- _Provided information_
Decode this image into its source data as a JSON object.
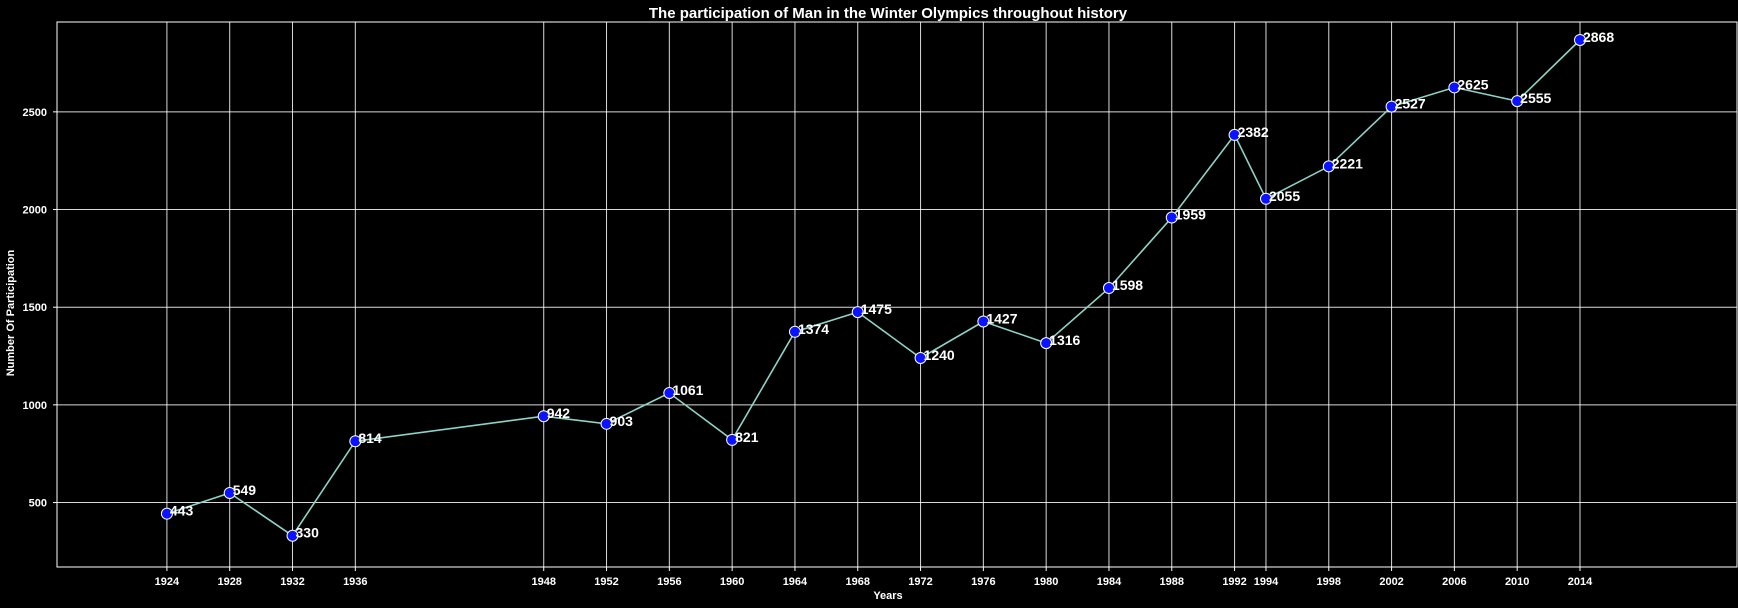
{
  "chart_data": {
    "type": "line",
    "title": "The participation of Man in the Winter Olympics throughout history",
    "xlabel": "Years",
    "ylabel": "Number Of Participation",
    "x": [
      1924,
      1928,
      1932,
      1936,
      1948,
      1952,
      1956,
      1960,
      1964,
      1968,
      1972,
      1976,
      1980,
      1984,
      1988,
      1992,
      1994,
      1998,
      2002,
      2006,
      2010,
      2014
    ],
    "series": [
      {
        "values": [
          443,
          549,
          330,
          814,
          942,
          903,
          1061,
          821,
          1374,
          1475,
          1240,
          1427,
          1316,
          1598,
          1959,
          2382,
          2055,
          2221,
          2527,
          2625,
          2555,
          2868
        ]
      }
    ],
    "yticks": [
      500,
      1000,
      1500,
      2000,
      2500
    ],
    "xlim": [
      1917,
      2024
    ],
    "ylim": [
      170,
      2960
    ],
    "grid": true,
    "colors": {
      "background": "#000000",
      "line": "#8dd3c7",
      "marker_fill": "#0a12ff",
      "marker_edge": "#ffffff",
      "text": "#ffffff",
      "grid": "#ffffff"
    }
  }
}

- _Problem requirements_
Return each line among the entries that holds the word "ffffff".

- _Expected answer_
      "marker_edge": "#ffffff",
      "text": "#ffffff",
      "grid": "#ffffff"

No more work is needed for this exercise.